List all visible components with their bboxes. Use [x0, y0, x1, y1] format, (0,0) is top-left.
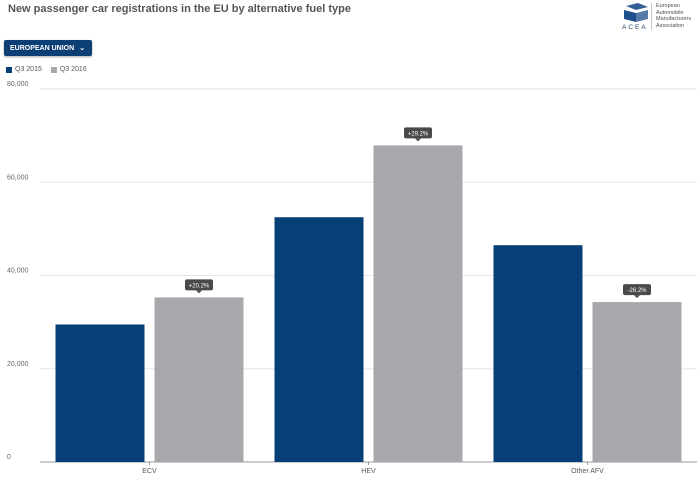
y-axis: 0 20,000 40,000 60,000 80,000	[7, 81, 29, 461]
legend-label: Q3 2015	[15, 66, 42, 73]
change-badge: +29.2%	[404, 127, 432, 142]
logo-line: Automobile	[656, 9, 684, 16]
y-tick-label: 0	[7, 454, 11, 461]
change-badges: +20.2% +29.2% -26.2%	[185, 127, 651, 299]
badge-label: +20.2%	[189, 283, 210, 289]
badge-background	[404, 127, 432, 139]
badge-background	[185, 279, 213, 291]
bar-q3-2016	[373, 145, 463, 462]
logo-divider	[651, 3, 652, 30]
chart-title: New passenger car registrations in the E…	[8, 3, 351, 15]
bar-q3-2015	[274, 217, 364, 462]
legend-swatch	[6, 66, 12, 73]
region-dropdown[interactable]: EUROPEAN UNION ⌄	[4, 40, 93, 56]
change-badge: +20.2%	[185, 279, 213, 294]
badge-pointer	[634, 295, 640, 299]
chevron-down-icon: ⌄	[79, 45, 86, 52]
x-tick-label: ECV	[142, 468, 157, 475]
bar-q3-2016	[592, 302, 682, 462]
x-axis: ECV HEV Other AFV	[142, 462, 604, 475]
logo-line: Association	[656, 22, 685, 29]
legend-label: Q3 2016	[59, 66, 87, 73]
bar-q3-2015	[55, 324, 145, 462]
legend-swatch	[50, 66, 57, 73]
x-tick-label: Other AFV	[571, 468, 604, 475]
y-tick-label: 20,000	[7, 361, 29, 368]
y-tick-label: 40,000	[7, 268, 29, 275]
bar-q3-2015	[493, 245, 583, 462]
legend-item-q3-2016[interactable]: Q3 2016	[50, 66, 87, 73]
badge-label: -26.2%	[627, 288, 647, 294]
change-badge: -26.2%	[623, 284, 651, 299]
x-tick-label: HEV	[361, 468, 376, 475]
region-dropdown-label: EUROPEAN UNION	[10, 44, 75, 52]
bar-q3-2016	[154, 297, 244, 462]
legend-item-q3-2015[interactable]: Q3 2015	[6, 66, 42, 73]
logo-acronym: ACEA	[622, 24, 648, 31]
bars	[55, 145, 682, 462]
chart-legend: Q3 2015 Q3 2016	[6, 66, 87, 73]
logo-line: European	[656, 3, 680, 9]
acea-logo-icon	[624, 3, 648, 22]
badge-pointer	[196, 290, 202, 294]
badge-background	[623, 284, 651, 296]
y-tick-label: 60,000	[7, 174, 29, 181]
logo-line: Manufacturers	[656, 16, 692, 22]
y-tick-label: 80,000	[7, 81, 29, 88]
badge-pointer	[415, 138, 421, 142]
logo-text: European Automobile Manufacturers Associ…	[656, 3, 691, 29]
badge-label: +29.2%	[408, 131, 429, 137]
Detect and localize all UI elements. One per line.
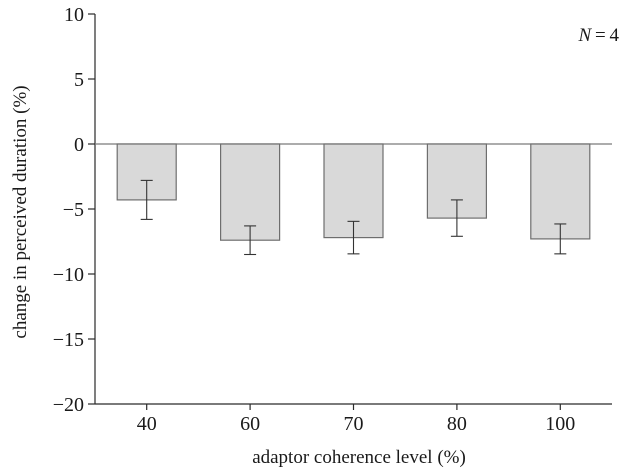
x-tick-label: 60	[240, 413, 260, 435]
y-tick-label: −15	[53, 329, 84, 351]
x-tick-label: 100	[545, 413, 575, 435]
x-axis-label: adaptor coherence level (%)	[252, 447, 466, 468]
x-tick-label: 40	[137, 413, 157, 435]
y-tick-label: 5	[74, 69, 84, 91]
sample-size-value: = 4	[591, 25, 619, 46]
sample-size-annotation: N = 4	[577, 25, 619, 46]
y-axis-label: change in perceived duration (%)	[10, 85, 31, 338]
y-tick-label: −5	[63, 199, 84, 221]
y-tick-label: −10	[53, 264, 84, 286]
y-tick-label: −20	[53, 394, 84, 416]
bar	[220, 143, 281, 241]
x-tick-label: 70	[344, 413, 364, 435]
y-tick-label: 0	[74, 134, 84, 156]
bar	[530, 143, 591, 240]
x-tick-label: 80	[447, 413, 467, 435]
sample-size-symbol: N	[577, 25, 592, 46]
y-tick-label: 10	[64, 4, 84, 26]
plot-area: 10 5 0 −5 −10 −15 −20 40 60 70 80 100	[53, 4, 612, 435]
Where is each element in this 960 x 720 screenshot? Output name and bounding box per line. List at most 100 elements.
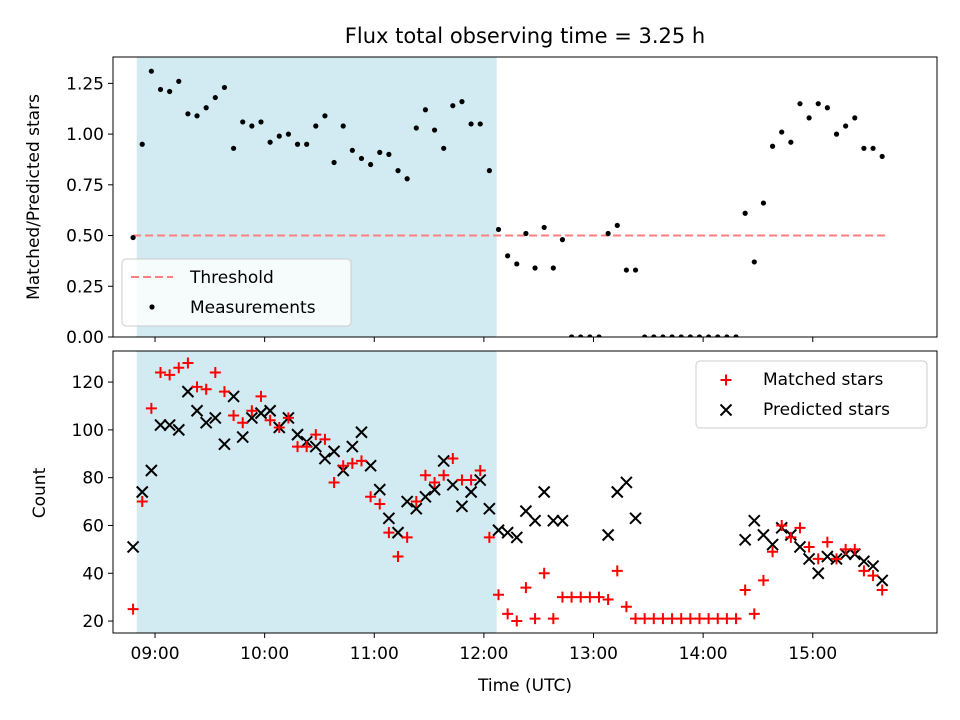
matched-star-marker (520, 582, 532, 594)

- [Exercise]
Copy out every line of the records above verbatim, omitting the pictures.

- [Solution to the exercise]
List all visible components with their bboxes. Use [x0, y0, x1, y1] format, (0,0) is top-left.
y-axis: 0 20,000 40,000 60,000 80,000	[7, 81, 29, 461]
legend-label: Q3 2015	[15, 66, 42, 73]
change-badge: +29.2%	[404, 127, 432, 142]
logo-line: Automobile	[656, 9, 684, 16]
y-tick-label: 0	[7, 454, 11, 461]
change-badges: +20.2% +29.2% -26.2%	[185, 127, 651, 299]
badge-label: +20.2%	[189, 283, 210, 289]
badge-background	[404, 127, 432, 139]
badge-background	[185, 279, 213, 291]
bar-q3-2016	[373, 145, 463, 462]
logo-divider	[651, 3, 652, 30]
chart-title: New passenger car registrations in the E…	[8, 3, 351, 15]
bar-q3-2015	[274, 217, 364, 462]
legend-swatch	[6, 66, 12, 73]
region-dropdown[interactable]: EUROPEAN UNION ⌄	[4, 40, 93, 56]
change-badge: +20.2%	[185, 279, 213, 294]
badge-pointer	[634, 295, 640, 299]
chevron-down-icon: ⌄	[79, 45, 86, 52]
x-tick-label: ECV	[142, 468, 157, 475]
bar-q3-2016	[592, 302, 682, 462]
x-axis: ECV HEV Other AFV	[142, 462, 604, 475]
logo-line: Association	[656, 22, 685, 29]
legend-label: Q3 2016	[59, 66, 87, 73]
bar-q3-2015	[55, 324, 145, 462]
legend-swatch	[50, 66, 57, 73]
x-tick-label: Other AFV	[571, 468, 604, 475]
y-tick-label: 20,000	[7, 361, 29, 368]
y-tick-label: 40,000	[7, 268, 29, 275]
bar-q3-2015	[493, 245, 583, 462]
legend-item-q3-2016[interactable]: Q3 2016	[50, 66, 87, 73]
badge-label: -26.2%	[627, 288, 647, 294]
change-badge: -26.2%	[623, 284, 651, 299]
x-tick-label: HEV	[361, 468, 376, 475]
region-dropdown-label: EUROPEAN UNION	[10, 44, 75, 52]
bar-q3-2016	[154, 297, 244, 462]
legend-item-q3-2015[interactable]: Q3 2015	[6, 66, 42, 73]
logo-acronym: ACEA	[622, 24, 648, 31]
bars	[55, 145, 682, 462]
chart-legend: Q3 2015 Q3 2016	[6, 66, 87, 73]
logo-line: European	[656, 3, 680, 9]
acea-logo-icon	[624, 3, 648, 22]
badge-pointer	[196, 290, 202, 294]
badge-background	[623, 284, 651, 296]
y-tick-label: 60,000	[7, 174, 29, 181]
logo-line: Manufacturers	[656, 16, 692, 22]
y-tick-label: 80,000	[7, 81, 29, 88]
badge-pointer	[415, 138, 421, 142]
logo-text: European Automobile Manufacturers Associ…	[656, 3, 691, 29]
badge-label: +29.2%	[408, 131, 429, 137]
Detect and localize all UI elements. One per line.
x-tick-label: 60	[240, 413, 260, 435]
y-tick-label: −15	[53, 329, 84, 351]
x-tick-label: 100	[545, 413, 575, 435]
x-axis-label: adaptor coherence level (%)	[252, 447, 466, 468]
x-tick-label: 40	[137, 413, 157, 435]
y-tick-label: 5	[74, 69, 84, 91]
sample-size-value: = 4	[591, 25, 619, 46]
sample-size-annotation: N = 4	[577, 25, 619, 46]
y-axis-label: change in perceived duration (%)	[10, 85, 31, 338]
y-tick-label: −5	[63, 199, 84, 221]
y-tick-label: −10	[53, 264, 84, 286]
y-tick-label: −20	[53, 394, 84, 416]
bar	[220, 143, 281, 241]
x-tick-label: 70	[344, 413, 364, 435]
y-tick-label: 0	[74, 134, 84, 156]
bar	[530, 143, 591, 240]
x-tick-label: 80	[447, 413, 467, 435]
sample-size-symbol: N	[577, 25, 592, 46]
y-tick-label: 10	[64, 4, 84, 26]
plot-area: 10 5 0 −5 −10 −15 −20 40 60 70 80 100	[53, 4, 612, 435]
Where is each element in this 960 x 720 screenshot? Output name and bounding box per line. List at most 100 elements.
matched-star-marker (520, 582, 532, 594)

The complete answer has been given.